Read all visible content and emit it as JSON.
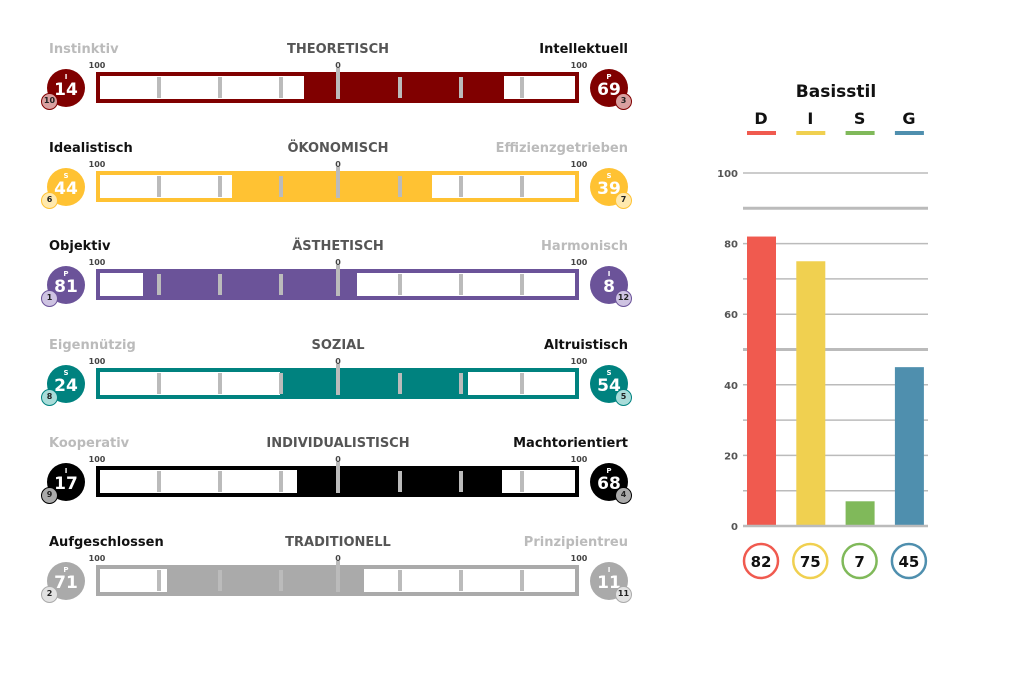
{
  "scale": {
    "left": "100",
    "center": "0",
    "right": "100"
  },
  "rows": [
    {
      "title": "THEORETISCH",
      "left_label": "Instinktiv",
      "right_label": "Intellektuell",
      "color": "#800000",
      "mini_color": "#d9a0a0",
      "left": {
        "value": 14,
        "letter": "I",
        "rank": "10"
      },
      "right": {
        "value": 69,
        "letter": "P",
        "rank": "3"
      }
    },
    {
      "title": "ÖKONOMISCH",
      "left_label": "Idealistisch",
      "right_label": "Effizienzgetrieben",
      "color": "#FFC233",
      "mini_color": "#FFE9AE",
      "left": {
        "value": 44,
        "letter": "S",
        "rank": "6"
      },
      "right": {
        "value": 39,
        "letter": "S",
        "rank": "7"
      }
    },
    {
      "title": "ÄSTHETISCH",
      "left_label": "Objektiv",
      "right_label": "Harmonisch",
      "color": "#6B5399",
      "mini_color": "#CEC3E2",
      "left": {
        "value": 81,
        "letter": "P",
        "rank": "1"
      },
      "right": {
        "value": 8,
        "letter": "I",
        "rank": "12"
      }
    },
    {
      "title": "SOZIAL",
      "left_label": "Eigennützig",
      "right_label": "Altruistisch",
      "color": "#00827F",
      "mini_color": "#A8DCD9",
      "left": {
        "value": 24,
        "letter": "S",
        "rank": "8"
      },
      "right": {
        "value": 54,
        "letter": "S",
        "rank": "5"
      }
    },
    {
      "title": "INDIVIDUALISTISCH",
      "left_label": "Kooperativ",
      "right_label": "Machtorientiert",
      "color": "#000000",
      "mini_color": "#aaaaaa",
      "left": {
        "value": 17,
        "letter": "I",
        "rank": "9"
      },
      "right": {
        "value": 68,
        "letter": "P",
        "rank": "4"
      }
    },
    {
      "title": "TRADITIONELL",
      "left_label": "Aufgeschlossen",
      "right_label": "Prinzipientreu",
      "color": "#AAAAAA",
      "mini_color": "#e2e2e2",
      "left": {
        "value": 71,
        "letter": "P",
        "rank": "2"
      },
      "right": {
        "value": 11,
        "letter": "I",
        "rank": "11"
      }
    }
  ],
  "chart_data": {
    "type": "bar",
    "title": "Basisstil",
    "categories": [
      "D",
      "I",
      "S",
      "G"
    ],
    "values": [
      82,
      75,
      7,
      45
    ],
    "value_labels": [
      "82",
      "75",
      "7",
      "45"
    ],
    "colors": [
      "#F05A4F",
      "#F0D050",
      "#80B95A",
      "#4F8FAE"
    ],
    "ylim": [
      0,
      100
    ],
    "yticks": [
      "0",
      "20",
      "40",
      "60",
      "80",
      "100"
    ],
    "grid": true,
    "legend": "top"
  }
}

EXERCISE REQUIREMENTS: Find each line in the records holding the string "rank" and show it.

PROBLEM SOLUTION:
        "rank": "10"
        "rank": "3"
        "rank": "6"
        "rank": "7"
        "rank": "1"
        "rank": "12"
        "rank": "8"
        "rank": "5"
        "rank": "9"
        "rank": "4"
        "rank": "2"
        "rank": "11"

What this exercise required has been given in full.